Saved entries:
--- START ---

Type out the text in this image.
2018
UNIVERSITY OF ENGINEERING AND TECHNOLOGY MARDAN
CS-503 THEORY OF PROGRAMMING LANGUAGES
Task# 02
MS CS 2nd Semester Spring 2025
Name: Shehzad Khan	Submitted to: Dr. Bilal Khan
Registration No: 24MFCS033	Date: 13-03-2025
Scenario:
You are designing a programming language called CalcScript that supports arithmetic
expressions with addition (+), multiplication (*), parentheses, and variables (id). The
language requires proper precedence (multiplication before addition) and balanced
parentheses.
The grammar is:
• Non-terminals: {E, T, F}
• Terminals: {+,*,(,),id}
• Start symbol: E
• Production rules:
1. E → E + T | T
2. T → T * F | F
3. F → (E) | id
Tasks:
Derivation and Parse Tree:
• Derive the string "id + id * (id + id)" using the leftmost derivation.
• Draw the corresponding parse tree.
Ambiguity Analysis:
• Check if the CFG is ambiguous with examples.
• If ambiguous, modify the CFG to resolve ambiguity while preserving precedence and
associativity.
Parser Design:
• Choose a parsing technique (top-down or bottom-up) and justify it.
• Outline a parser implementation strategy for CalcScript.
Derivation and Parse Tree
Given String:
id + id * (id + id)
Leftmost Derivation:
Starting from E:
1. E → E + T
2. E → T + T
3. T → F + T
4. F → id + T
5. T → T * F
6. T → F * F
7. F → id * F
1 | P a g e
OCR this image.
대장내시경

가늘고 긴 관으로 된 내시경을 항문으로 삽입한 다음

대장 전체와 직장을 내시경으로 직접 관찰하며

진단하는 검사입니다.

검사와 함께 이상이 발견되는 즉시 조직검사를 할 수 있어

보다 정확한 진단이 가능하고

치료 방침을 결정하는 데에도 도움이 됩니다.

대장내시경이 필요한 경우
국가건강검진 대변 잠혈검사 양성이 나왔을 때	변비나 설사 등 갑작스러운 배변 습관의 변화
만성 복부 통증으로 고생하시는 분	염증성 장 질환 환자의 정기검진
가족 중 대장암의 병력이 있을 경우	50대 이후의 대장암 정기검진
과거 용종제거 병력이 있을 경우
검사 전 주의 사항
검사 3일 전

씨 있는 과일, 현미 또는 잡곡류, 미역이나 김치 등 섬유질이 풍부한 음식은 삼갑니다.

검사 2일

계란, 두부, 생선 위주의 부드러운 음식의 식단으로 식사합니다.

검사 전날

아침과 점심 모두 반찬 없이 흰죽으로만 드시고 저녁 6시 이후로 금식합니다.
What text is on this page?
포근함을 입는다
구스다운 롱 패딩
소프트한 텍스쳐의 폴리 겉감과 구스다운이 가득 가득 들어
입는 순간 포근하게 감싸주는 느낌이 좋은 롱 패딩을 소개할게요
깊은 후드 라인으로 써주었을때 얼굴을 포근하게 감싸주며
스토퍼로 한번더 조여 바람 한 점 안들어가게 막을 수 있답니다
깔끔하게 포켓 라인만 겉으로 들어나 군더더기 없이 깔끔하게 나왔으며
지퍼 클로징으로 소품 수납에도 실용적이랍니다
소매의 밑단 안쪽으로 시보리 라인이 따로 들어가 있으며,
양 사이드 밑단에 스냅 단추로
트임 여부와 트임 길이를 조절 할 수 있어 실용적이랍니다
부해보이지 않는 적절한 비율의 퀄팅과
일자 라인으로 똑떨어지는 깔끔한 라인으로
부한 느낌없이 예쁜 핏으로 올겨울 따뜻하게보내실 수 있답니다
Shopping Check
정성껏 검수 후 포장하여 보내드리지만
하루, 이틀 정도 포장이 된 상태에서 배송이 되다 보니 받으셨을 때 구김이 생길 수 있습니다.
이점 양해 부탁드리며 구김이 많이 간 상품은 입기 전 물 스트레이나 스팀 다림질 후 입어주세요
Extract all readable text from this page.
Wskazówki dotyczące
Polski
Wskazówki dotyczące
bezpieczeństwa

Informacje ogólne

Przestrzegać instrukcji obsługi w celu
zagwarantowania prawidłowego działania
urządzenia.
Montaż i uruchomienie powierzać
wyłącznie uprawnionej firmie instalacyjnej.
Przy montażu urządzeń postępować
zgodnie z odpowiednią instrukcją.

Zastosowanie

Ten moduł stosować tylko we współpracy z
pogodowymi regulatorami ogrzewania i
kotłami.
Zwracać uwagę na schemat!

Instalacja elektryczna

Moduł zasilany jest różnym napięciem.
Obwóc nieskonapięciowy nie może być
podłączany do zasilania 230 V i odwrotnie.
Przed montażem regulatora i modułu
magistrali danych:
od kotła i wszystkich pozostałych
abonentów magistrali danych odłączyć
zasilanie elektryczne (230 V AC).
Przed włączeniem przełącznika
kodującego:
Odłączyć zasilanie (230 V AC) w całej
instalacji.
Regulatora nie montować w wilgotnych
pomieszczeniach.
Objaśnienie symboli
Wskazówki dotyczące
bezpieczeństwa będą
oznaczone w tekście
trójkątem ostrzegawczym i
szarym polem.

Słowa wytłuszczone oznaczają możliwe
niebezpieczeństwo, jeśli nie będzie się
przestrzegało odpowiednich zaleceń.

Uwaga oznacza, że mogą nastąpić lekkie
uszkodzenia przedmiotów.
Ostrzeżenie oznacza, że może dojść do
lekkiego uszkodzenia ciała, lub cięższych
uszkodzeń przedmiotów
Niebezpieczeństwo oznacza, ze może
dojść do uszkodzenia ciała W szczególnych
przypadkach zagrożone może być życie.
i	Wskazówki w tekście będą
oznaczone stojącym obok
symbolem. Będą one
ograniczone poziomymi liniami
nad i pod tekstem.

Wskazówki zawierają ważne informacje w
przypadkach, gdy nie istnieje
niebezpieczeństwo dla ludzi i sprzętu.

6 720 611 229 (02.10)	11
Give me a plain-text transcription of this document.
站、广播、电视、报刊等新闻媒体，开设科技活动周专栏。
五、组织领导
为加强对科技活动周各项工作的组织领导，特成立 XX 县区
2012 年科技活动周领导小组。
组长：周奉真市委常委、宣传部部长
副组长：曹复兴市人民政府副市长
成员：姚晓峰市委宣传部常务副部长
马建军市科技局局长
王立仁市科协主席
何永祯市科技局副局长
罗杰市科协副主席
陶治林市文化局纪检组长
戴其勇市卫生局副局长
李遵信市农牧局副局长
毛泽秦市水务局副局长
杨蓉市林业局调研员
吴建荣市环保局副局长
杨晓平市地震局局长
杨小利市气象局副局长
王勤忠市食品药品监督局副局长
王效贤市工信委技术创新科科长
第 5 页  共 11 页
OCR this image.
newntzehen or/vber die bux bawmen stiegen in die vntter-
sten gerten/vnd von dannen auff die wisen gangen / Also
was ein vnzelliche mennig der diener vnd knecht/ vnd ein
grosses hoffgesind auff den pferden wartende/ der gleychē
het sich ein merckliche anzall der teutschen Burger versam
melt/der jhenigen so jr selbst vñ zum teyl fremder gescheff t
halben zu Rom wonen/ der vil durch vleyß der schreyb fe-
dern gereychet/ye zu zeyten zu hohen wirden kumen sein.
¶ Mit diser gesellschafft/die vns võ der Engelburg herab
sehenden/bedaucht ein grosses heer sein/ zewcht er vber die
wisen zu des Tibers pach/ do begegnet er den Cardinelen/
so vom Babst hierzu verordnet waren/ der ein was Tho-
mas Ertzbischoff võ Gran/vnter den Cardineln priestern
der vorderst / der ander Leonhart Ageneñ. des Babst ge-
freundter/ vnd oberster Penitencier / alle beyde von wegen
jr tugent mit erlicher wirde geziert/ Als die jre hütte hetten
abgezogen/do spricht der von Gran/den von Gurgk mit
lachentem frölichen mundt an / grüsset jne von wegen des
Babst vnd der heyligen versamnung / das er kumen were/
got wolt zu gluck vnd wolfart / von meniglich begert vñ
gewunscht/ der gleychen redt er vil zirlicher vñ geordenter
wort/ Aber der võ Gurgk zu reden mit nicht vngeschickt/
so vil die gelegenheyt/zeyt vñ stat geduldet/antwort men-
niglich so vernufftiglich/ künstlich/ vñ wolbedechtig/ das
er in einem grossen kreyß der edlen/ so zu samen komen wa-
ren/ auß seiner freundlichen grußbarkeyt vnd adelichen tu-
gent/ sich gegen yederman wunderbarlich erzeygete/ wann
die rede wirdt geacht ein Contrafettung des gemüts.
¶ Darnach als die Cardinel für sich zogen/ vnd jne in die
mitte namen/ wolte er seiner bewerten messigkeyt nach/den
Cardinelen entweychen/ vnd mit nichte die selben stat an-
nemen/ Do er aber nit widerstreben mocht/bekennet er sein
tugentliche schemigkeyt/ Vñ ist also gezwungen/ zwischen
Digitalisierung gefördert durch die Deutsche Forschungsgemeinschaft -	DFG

--- END ---

Work to complete: Copy each line of the data above that holds "przedmiotów".

Reply to the task:
uszkodzenia przedmiotów.
uszkodzeń przedmiotów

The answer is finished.